'''
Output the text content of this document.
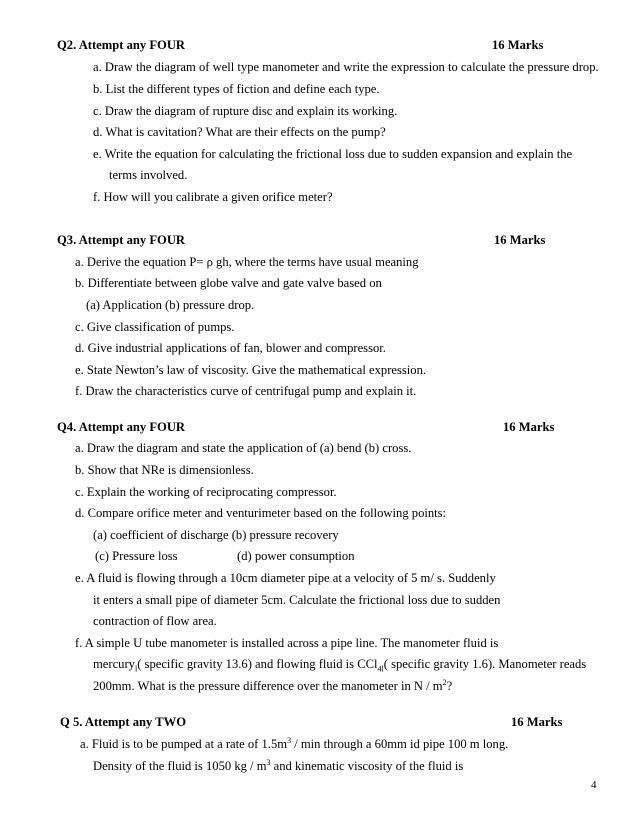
Q2. Attempt any FOUR	16 Marks
a. Draw the diagram of well type manometer and write the expression to calculate the pressure drop.
b. List the different types of fiction and define each type.
c. Draw the diagram of rupture disc and explain its working.
d. What is cavitation? What are their effects on the pump?
e. Write the equation for calculating the frictional loss due to sudden expansion and explain the
terms involved.
f. How will you calibrate a given orifice meter?
Q3. Attempt any FOUR	16 Marks
a. Derive the equation P= ρ gh, where the terms have usual meaning
b. Differentiate between globe valve and gate valve based on
(a) Application (b) pressure drop.
c. Give classification of pumps.
d. Give industrial applications of fan, blower and compressor.
e. State Newton’s law of viscosity. Give the mathematical expression.
f. Draw the characteristics curve of centrifugal pump and explain it.
Q4. Attempt any FOUR	16 Marks
a. Draw the diagram and state the application of (a) bend (b) cross.
b. Show that NRe is dimensionless.
c. Explain the working of reciprocating compressor.
d. Compare orifice meter and venturimeter based on the following points:
(a) coefficient of discharge (b) pressure recovery
(c) Pressure loss	(d) power consumption
e. A fluid is flowing through a 10cm diameter pipe at a velocity of 5 m/ s. Suddenly
it enters a small pipe of diameter 5cm. Calculate the frictional loss due to sudden
contraction of flow area.
f. A simple U tube manometer is installed across a pipe line. The manometer fluid is
mercury$_l$( specific gravity 13.6) and flowing fluid is CCl$_{4l}$( specific gravity 1.6). Manometer reads
200mm. What is the pressure difference over the manometer in N / $m^2$?
Q 5. Attempt any TWO	16 Marks
a. Fluid is to be pumped at a rate of $1.5m^3$ / min through a 60mm id pipe 100 m long.
Density of the fluid is 1050 kg / $m^3$ and kinematic viscosity of the fluid is
4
'''
What the task requires
Your task is to reproduce all of the material exactly. The pictures stay out.

Answer for the task
Output the text content of this document.
Q2. Attempt any FOUR	16 Marks
a. Draw the diagram of well type manometer and write the expression to calculate the pressure drop.
b. List the different types of fiction and define each type.
c. Draw the diagram of rupture disc and explain its working.
d. What is cavitation? What are their effects on the pump?
e. Write the equation for calculating the frictional loss due to sudden expansion and explain the
terms involved.
f. How will you calibrate a given orifice meter?
Q3. Attempt any FOUR	16 Marks
a. Derive the equation P= ρ gh, where the terms have usual meaning
b. Differentiate between globe valve and gate valve based on
(a) Application (b) pressure drop.
c. Give classification of pumps.
d. Give industrial applications of fan, blower and compressor.
e. State Newton’s law of viscosity. Give the mathematical expression.
f. Draw the characteristics curve of centrifugal pump and explain it.
Q4. Attempt any FOUR	16 Marks
a. Draw the diagram and state the application of (a) bend (b) cross.
b. Show that NRe is dimensionless.
c. Explain the working of reciprocating compressor.
d. Compare orifice meter and venturimeter based on the following points:
(a) coefficient of discharge (b) pressure recovery
(c) Pressure loss	(d) power consumption
e. A fluid is flowing through a 10cm diameter pipe at a velocity of 5 m/ s. Suddenly
it enters a small pipe of diameter 5cm. Calculate the frictional loss due to sudden
contraction of flow area.
f. A simple U tube manometer is installed across a pipe line. The manometer fluid is
mercury$_l$( specific gravity 13.6) and flowing fluid is CCl$_{4l}$( specific gravity 1.6). Manometer reads
200mm. What is the pressure difference over the manometer in N / $m^2$?
Q 5. Attempt any TWO	16 Marks
a. Fluid is to be pumped at a rate of $1.5m^3$ / min through a 60mm id pipe 100 m long.
Density of the fluid is 1050 kg / $m^3$ and kinematic viscosity of the fluid is
4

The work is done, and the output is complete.